## start Data in this exercise

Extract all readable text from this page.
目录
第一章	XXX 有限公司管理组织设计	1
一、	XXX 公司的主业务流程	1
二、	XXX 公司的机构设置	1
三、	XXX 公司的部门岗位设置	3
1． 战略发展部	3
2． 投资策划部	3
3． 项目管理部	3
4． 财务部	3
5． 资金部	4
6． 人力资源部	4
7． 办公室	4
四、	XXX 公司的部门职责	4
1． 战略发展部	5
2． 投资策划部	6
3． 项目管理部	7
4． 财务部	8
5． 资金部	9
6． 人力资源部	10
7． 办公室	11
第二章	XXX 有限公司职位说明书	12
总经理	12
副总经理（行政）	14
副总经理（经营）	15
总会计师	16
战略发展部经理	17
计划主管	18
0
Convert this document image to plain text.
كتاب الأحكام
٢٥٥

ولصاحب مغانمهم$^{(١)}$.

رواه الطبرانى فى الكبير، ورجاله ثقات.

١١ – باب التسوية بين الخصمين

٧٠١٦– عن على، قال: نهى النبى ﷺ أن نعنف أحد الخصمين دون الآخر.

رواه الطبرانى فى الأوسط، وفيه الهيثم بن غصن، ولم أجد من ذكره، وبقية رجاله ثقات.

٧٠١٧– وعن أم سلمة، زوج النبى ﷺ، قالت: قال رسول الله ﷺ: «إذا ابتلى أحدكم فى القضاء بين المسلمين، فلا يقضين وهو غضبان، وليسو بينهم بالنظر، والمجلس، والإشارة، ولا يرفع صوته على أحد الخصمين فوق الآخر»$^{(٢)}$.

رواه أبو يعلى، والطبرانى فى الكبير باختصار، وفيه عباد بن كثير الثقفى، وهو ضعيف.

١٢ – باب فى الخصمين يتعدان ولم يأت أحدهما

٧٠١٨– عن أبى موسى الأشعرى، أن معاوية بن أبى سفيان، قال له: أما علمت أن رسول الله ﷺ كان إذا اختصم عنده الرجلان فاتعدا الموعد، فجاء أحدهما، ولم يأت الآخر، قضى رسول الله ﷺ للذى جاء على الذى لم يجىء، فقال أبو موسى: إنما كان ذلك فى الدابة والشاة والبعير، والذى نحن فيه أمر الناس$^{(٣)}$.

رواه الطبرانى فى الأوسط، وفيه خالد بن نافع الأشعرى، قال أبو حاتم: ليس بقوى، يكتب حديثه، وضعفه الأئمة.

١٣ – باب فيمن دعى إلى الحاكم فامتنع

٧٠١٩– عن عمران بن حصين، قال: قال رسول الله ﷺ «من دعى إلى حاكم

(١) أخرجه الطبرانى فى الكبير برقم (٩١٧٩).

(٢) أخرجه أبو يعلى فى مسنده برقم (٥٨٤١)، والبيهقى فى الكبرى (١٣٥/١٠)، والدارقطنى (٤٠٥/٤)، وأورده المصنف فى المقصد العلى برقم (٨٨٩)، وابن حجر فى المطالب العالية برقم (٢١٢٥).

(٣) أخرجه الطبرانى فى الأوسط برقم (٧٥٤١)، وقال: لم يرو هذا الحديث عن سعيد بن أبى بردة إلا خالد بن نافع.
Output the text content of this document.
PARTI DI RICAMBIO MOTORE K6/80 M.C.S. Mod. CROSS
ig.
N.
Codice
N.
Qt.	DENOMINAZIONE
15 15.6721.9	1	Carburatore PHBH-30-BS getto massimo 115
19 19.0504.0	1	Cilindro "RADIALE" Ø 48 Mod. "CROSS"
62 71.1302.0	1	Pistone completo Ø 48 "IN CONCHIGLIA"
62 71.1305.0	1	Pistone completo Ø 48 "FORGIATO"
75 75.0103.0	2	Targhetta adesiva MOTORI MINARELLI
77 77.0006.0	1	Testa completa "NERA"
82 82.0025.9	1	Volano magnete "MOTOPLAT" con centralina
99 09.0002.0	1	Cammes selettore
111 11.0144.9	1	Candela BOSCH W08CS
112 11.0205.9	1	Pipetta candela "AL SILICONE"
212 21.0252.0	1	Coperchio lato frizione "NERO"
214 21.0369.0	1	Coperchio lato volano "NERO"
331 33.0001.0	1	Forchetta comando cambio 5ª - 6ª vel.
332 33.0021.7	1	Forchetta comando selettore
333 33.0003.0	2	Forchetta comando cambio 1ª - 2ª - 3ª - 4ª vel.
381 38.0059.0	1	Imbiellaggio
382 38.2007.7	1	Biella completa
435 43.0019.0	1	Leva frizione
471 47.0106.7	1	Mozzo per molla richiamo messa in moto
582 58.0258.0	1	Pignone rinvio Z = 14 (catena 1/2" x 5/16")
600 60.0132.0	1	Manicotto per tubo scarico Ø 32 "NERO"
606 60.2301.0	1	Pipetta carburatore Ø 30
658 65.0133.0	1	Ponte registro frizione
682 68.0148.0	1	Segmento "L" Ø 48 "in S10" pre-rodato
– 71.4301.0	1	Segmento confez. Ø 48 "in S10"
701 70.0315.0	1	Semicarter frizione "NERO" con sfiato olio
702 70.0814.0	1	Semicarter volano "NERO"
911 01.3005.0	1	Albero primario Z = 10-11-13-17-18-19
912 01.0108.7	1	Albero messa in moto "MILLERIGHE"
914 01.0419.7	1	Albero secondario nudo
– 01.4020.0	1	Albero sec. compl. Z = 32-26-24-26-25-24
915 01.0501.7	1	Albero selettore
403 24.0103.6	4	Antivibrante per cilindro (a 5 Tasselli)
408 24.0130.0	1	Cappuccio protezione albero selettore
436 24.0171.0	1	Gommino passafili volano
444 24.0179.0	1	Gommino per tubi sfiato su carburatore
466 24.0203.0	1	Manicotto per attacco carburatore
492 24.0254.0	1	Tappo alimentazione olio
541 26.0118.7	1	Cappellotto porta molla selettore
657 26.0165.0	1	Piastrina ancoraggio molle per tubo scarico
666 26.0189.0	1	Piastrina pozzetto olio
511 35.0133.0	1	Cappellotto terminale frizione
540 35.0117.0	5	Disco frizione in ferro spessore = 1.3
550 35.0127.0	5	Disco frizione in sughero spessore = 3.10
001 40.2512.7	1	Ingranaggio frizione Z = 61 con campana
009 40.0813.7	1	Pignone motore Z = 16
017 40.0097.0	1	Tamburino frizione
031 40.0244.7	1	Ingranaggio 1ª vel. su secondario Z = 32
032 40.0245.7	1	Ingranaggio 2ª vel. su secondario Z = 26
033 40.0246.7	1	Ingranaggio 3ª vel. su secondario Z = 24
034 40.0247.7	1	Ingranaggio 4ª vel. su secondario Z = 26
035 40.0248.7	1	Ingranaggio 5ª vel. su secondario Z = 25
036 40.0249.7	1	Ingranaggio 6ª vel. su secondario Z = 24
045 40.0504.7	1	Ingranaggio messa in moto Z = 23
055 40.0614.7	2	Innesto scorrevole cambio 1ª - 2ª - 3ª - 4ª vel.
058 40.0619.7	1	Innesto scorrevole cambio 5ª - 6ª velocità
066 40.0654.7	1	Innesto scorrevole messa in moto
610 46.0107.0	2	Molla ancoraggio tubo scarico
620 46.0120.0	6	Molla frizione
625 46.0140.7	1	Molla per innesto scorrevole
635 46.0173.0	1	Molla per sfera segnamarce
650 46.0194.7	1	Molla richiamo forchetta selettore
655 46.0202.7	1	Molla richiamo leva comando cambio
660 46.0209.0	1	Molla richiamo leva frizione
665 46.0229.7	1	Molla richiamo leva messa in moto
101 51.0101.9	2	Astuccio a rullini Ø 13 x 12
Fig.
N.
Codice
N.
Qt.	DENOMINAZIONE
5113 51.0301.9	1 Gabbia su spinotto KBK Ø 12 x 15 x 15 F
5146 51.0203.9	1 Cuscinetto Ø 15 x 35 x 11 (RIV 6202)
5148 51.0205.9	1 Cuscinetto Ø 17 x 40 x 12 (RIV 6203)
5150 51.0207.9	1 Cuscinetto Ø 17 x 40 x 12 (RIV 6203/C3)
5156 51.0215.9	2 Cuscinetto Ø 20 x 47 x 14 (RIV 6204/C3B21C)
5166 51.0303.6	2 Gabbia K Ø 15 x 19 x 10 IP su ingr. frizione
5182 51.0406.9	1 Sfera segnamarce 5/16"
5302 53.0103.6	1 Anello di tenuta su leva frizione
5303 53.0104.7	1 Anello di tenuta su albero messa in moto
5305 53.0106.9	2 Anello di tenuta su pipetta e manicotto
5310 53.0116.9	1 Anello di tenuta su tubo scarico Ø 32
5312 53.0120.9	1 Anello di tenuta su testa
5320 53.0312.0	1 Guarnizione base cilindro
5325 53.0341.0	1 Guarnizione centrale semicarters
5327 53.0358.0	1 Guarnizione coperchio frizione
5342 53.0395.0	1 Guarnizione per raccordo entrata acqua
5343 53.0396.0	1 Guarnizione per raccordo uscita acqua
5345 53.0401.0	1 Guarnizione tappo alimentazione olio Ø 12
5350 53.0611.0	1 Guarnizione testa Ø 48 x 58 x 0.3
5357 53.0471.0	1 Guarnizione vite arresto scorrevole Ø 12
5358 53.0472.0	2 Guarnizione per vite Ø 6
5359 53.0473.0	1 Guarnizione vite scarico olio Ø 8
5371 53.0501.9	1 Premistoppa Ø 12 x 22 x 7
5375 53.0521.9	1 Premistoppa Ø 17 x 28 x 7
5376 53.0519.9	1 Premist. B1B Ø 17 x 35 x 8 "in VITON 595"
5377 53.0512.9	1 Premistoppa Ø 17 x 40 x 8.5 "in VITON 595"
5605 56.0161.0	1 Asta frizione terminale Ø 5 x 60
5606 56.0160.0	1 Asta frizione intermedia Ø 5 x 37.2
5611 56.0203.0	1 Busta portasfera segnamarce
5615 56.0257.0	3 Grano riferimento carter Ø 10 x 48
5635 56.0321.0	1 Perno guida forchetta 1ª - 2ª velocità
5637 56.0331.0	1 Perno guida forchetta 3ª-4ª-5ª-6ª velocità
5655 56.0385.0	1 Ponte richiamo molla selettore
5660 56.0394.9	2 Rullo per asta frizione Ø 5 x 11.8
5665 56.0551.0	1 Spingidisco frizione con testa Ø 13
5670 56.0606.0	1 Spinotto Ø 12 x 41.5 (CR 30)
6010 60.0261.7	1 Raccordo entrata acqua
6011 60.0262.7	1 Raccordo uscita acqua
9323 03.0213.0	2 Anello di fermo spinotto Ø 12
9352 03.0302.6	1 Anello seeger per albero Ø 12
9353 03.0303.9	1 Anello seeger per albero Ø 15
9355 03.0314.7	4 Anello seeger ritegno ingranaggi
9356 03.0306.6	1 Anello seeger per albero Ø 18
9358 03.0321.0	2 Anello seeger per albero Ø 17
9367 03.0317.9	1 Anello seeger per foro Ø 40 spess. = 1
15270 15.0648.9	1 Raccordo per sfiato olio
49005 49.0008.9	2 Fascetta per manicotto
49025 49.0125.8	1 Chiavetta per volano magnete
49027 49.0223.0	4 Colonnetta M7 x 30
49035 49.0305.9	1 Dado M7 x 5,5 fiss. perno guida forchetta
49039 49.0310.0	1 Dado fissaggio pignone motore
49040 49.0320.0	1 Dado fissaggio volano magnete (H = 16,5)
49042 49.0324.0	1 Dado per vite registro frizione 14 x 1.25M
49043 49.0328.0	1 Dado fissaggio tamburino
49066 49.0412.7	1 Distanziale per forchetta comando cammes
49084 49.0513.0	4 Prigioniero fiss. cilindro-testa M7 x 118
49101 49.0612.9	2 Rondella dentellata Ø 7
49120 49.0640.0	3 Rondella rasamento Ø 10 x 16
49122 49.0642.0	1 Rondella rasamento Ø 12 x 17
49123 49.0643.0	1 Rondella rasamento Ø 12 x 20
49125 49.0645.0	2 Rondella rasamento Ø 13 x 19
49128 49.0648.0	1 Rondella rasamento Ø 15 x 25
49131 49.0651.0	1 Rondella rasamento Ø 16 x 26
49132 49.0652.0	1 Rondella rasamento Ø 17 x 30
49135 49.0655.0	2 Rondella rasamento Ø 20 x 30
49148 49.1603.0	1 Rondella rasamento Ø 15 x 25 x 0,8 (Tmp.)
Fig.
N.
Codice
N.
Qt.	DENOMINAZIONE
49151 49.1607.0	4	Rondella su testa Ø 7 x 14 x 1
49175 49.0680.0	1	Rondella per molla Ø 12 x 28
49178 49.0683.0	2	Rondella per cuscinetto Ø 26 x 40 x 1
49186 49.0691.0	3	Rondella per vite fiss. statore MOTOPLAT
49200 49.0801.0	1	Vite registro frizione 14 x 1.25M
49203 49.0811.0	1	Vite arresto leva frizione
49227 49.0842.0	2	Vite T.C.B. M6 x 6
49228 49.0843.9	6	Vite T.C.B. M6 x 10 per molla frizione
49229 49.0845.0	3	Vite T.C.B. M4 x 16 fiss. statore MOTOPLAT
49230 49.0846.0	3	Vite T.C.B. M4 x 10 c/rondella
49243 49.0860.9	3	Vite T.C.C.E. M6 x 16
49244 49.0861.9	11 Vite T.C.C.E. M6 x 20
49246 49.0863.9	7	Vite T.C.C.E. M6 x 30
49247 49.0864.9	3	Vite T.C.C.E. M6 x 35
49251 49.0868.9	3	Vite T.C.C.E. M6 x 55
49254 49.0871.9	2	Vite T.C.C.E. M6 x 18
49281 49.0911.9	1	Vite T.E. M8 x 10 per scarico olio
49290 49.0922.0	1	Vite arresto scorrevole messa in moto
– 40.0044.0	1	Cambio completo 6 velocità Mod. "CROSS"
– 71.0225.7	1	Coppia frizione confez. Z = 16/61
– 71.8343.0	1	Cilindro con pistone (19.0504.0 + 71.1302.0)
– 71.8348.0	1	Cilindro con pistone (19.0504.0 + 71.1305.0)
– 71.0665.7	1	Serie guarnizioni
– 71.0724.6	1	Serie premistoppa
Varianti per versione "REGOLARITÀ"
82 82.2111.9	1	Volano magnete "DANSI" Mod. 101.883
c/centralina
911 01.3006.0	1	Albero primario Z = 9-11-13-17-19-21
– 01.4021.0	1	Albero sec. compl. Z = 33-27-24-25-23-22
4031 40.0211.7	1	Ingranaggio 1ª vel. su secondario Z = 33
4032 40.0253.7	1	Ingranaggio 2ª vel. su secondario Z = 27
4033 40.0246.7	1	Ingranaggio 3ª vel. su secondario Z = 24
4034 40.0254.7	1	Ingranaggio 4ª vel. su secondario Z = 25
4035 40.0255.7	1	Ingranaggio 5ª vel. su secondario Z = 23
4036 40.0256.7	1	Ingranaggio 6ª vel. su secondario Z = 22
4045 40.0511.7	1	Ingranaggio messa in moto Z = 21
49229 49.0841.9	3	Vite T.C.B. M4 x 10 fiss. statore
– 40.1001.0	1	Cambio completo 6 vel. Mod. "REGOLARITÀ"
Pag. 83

## end Data in this exercise

* Exercise prompt
Copy in full each line that holds the word "Gommino".

* Exercise answer
436 24.0171.0	1	Gommino passafili volano
444 24.0179.0	1	Gommino per tubi sfiato su carburatore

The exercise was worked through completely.